TASK INSTRUCTIONS:
Return every line of the material below without changes, leaving out the pictures.

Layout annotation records

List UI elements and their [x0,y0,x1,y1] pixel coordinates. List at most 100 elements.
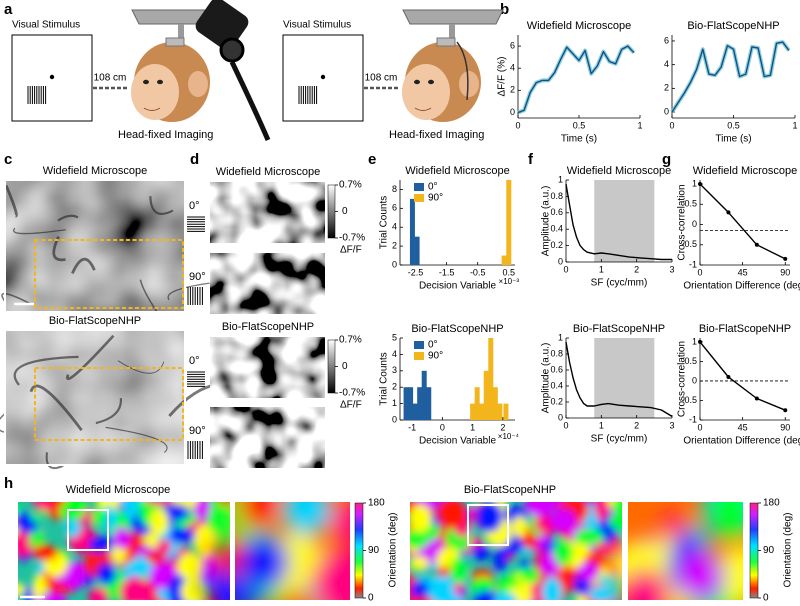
legend-label: 0° [428,340,438,351]
image-frame [4,329,186,466]
map-patch [436,502,468,529]
map-patch [64,519,81,538]
bar [501,255,507,265]
map-patch [410,504,432,533]
x-tick-label: 0 [697,422,702,432]
condition-label: 90° [189,271,206,283]
y-tick-label: 0 [510,107,515,117]
map-patch [113,526,131,550]
map-patch [609,514,632,530]
fixation-dot [49,74,55,80]
colorbar-label: 180 [763,498,780,509]
x-tick-label: 90 [780,422,790,432]
monkey-eye [414,79,420,85]
y-axis-label: Trial Counts [379,196,390,250]
y-tick-label: 0 [558,412,563,422]
bar [470,403,476,420]
monkey-ear [188,71,208,97]
y-tick-label: 0 [392,259,397,269]
distance-label: 108 cm [94,73,127,84]
map-patch [512,515,528,538]
map-patch [150,508,169,536]
monkey-mouth [143,107,161,111]
panel-label: f [528,151,534,168]
x-axis-label: Time (s) [715,134,751,145]
bar [426,387,432,420]
map-patch [47,502,65,510]
monkey-eye [428,79,434,85]
y-tick-label: 0.8 [550,348,563,358]
vessel [167,282,210,301]
y-tick-label: -0.5 [681,239,697,249]
y-tick-label: 3 [392,365,397,375]
colorbar [327,184,336,239]
y-tick-label: 0 [692,219,697,229]
roi-box [34,367,184,441]
map-patch [541,576,563,600]
zoom-patch [240,534,289,590]
group-title: Widefield Microscope [216,166,321,178]
chart-title: Bio-FlatScopeNHP [573,323,665,335]
map-patch [410,580,431,600]
camera-cable [229,60,271,141]
map-patch [18,532,20,551]
map-patch [101,505,117,531]
monkey-ear [459,71,479,97]
chart-title: Widefield Microscope [693,165,798,177]
zoom-patch [310,548,350,600]
bar [497,403,503,420]
y-tick-label: -0.5 [681,395,697,405]
monkey-face [402,64,450,120]
distance-label: 108 cm [365,73,398,84]
map-patch [18,531,35,558]
map-patch [18,511,32,533]
x-tick-label: 45 [738,422,748,432]
map-patch [37,592,68,600]
y-tick-label: 5 [392,332,397,342]
panel-label: b [500,1,509,18]
panel-label: e [368,151,376,168]
y-tick-label: 0.5 [684,199,697,209]
legend-label: 0° [428,182,438,193]
x-axis-label: Decision Variable [419,436,497,447]
vessel [13,355,79,386]
map-title: Bio-FlatScopeNHP [464,484,556,496]
data-line [671,41,790,113]
data-point [783,408,788,413]
y-tick-label: 0 [558,256,563,266]
data-line [565,341,673,417]
monkey-mouth [414,107,432,111]
map-patch [549,509,577,532]
x-tick-label: -1 [408,422,416,432]
map-patch [96,502,121,514]
data-point [783,256,788,261]
x-tick-label: 45 [738,267,748,277]
colorbar-label: 90 [763,545,775,556]
map-patch [524,502,556,518]
chart-title: Bio-FlatScopeNHP [411,323,503,335]
zoom-patch [329,502,350,544]
map-patch [470,545,491,561]
bar [503,403,509,420]
setup-caption: Head-fixed Imaging [389,129,484,141]
vessel [149,196,174,215]
x-axis-label: SF (cyc/mm) [591,434,648,445]
y-tick-label: 1 [558,332,563,342]
map-patch [192,502,211,520]
legend-swatch [414,183,424,191]
condition-label: 90° [189,425,206,437]
y-axis-label: Amplitude (a.u.) [541,343,552,414]
map-patch [177,552,204,582]
monkey-eye [143,79,149,85]
data-line [517,45,635,114]
colorbar-title: ΔF/F [340,400,362,411]
chart-title: Bio-FlatScopeNHP [687,20,779,32]
data-line [565,183,672,261]
image-frame [4,179,186,313]
microscope-mount [402,9,504,25]
panel-label: c [4,151,12,168]
orientation-map [18,502,350,600]
vessel [57,214,79,222]
x-tick-label: 1 [470,422,475,432]
bar [414,236,420,265]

OUTPUT FOR THIS EXERCISE:
List UI elements and their [x0,y0,x1,y1] pixel coordinates. List at most 100 elements.
legend-label: 0° [428,340,438,351]
image-frame [4,329,186,466]
map-patch [436,502,468,529]
map-patch [64,519,81,538]
bar [501,255,507,265]
map-patch [410,504,432,533]
x-tick-label: 0 [697,422,702,432]
condition-label: 90° [189,271,206,283]
y-tick-label: 0 [510,107,515,117]
map-patch [113,526,131,550]
map-patch [609,514,632,530]
fixation-dot [49,74,55,80]
colorbar-label: 180 [763,498,780,509]
x-tick-label: 90 [780,422,790,432]
monkey-eye [414,79,420,85]
y-axis-label: Trial Counts [379,196,390,250]
y-tick-label: 0 [558,412,563,422]
bar [470,403,476,420]
monkey-ear [188,71,208,97]
y-tick-label: 0 [392,259,397,269]
distance-label: 108 cm [94,73,127,84]
map-patch [512,515,528,538]
map-patch [150,508,169,536]
monkey-mouth [143,107,161,111]
panel-label: f [528,151,534,168]
x-axis-label: Time (s) [715,134,751,145]
bar [426,387,432,420]
map-patch [47,502,65,510]
monkey-eye [428,79,434,85]
y-tick-label: 0.8 [550,348,563,358]
vessel [167,282,210,301]
y-tick-label: -0.5 [681,239,697,249]
y-tick-label: 3 [392,365,397,375]
colorbar [327,184,336,239]
y-tick-label: 0 [692,219,697,229]
roi-box [34,367,184,441]
map-patch [541,576,563,600]
zoom-patch [240,534,289,590]
group-title: Widefield Microscope [216,166,321,178]
chart-title: Bio-FlatScopeNHP [573,323,665,335]
map-patch [410,580,431,600]
camera-cable [229,60,271,141]
map-patch [18,532,20,551]
map-patch [101,505,117,531]
monkey-ear [459,71,479,97]
chart-title: Widefield Microscope [693,165,798,177]
zoom-patch [310,548,350,600]
bar [497,403,503,420]
y-tick-label: -0.5 [681,395,697,405]
monkey-face [402,64,450,120]
distance-label: 108 cm [365,73,398,84]
map-patch [18,531,35,558]
map-patch [18,511,32,533]
x-tick-label: 45 [738,422,748,432]
map-patch [37,592,68,600]
y-tick-label: 5 [392,332,397,342]
panel-label: b [500,1,509,18]
panel-label: e [368,151,376,168]
y-tick-label: 0.5 [684,199,697,209]
legend-label: 0° [428,182,438,193]
x-axis-label: Decision Variable [419,436,497,447]
vessel [13,355,79,386]
map-title: Bio-FlatScopeNHP [464,484,556,496]
data-line [671,41,790,113]
data-point [783,408,788,413]
y-tick-label: 0 [558,256,563,266]
data-line [565,341,673,417]
monkey-mouth [414,107,432,111]
map-patch [549,509,577,532]
x-tick-label: -1 [408,422,416,432]
map-patch [96,502,121,514]
data-point [783,256,788,261]
x-tick-label: 45 [738,267,748,277]
colorbar-label: 90 [763,545,775,556]
map-patch [524,502,556,518]
chart-title: Bio-FlatScopeNHP [411,323,503,335]
zoom-patch [329,502,350,544]
map-patch [470,545,491,561]
bar [503,403,509,420]
setup-caption: Head-fixed Imaging [389,129,484,141]
vessel [149,196,174,215]
x-axis-label: SF (cyc/mm) [591,434,648,445]
y-tick-label: 1 [558,332,563,342]
map-patch [192,502,211,520]
legend-swatch [414,183,424,191]
condition-label: 90° [189,425,206,437]
y-axis-label: Amplitude (a.u.) [541,343,552,414]
map-patch [177,552,204,582]
monkey-eye [143,79,149,85]
data-line [517,45,635,114]
colorbar-title: ΔF/F [340,400,362,411]
chart-title: Bio-FlatScopeNHP [687,20,779,32]
data-line [565,183,672,261]
image-frame [4,179,186,313]
microscope-mount [402,9,504,25]
panel-label: c [4,151,12,168]
orientation-map [18,502,350,600]
vessel [57,214,79,222]
x-tick-label: 1 [470,422,475,432]
bar [414,236,420,265]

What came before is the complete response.